* _Records for the task_:
________________________
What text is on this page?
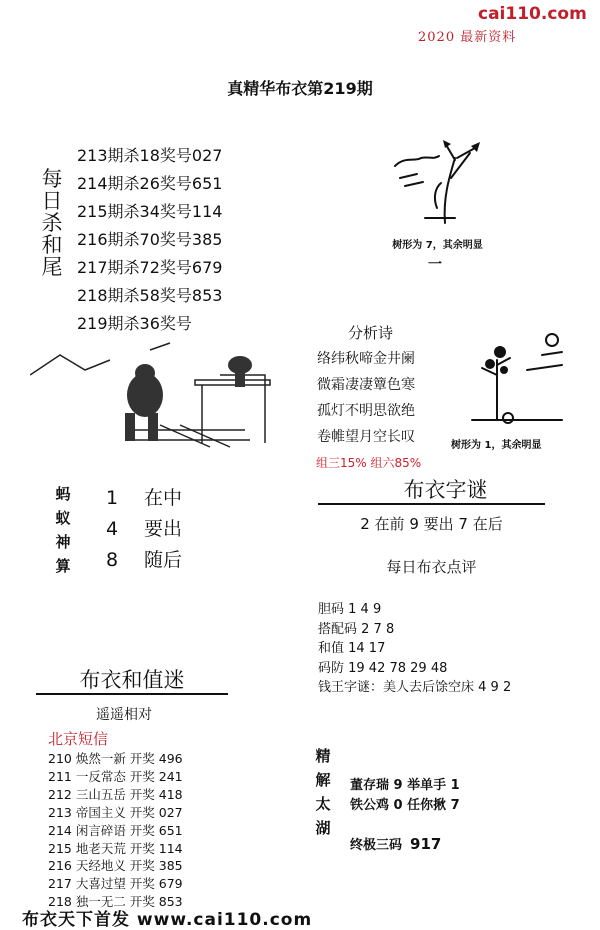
cai110.com
2020 最新资料
真精华布衣第219期
每日杀和尾
213期杀18奖号027
214期杀26奖号651
215期杀34奖号114
216期杀70奖号385
217期杀72奖号679
218期杀58奖号853
219期杀36奖号
树形为 7，其余明显
一
分析诗
络纬秋啼金井阑
微霜凄凄簟色寒
孤灯不明思欲绝
卷帷望月空长叹
树形为 1，其余明显
组三15% 组六85%
蚂蚁神算
1 在中
4 要出
8 随后
布衣字谜
2 在前 9 要出 7 在后
每日布衣点评
胆码 1 4 9
搭配码 2 7 8
和值 14 17
码防 19 42 78 29 48
钱王字谜：美人去后馀空床 4 9 2
布衣和值迷
遥遥相对
北京短信
210 焕然一新 开奖 496
211 一反常态 开奖 241
212 三山五岳 开奖 418
213 帝国主义 开奖 027
214 闲言碎语 开奖 651
215 地老天荒 开奖 114
216 天经地义 开奖 385
217 大喜过望 开奖 679
218 独一无二 开奖 853
精解太湖
董存瑞 9 举单手 1
铁公鸡 0 任你揪 7
终极三码 917
布衣天下首发 www.cai110.com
________________________
* _Description of the task_: Will you restate every entry word for word and omit the images?

* _Expected answer_:
What text is on this page?
cai110.com
2020 最新资料
真精华布衣第219期
每日杀和尾
213期杀18奖号027
214期杀26奖号651
215期杀34奖号114
216期杀70奖号385
217期杀72奖号679
218期杀58奖号853
219期杀36奖号
树形为 7，其余明显
一
分析诗
络纬秋啼金井阑
微霜凄凄簟色寒
孤灯不明思欲绝
卷帷望月空长叹
树形为 1，其余明显
组三15% 组六85%
蚂蚁神算
1 在中
4 要出
8 随后
布衣字谜
2 在前 9 要出 7 在后
每日布衣点评
胆码 1 4 9
搭配码 2 7 8
和值 14 17
码防 19 42 78 29 48
钱王字谜：美人去后馀空床 4 9 2
布衣和值迷
遥遥相对
北京短信
210 焕然一新 开奖 496
211 一反常态 开奖 241
212 三山五岳 开奖 418
213 帝国主义 开奖 027
214 闲言碎语 开奖 651
215 地老天荒 开奖 114
216 天经地义 开奖 385
217 大喜过望 开奖 679
218 独一无二 开奖 853
精解太湖
董存瑞 9 举单手 1
铁公鸡 0 任你揪 7
终极三码 917
布衣天下首发 www.cai110.com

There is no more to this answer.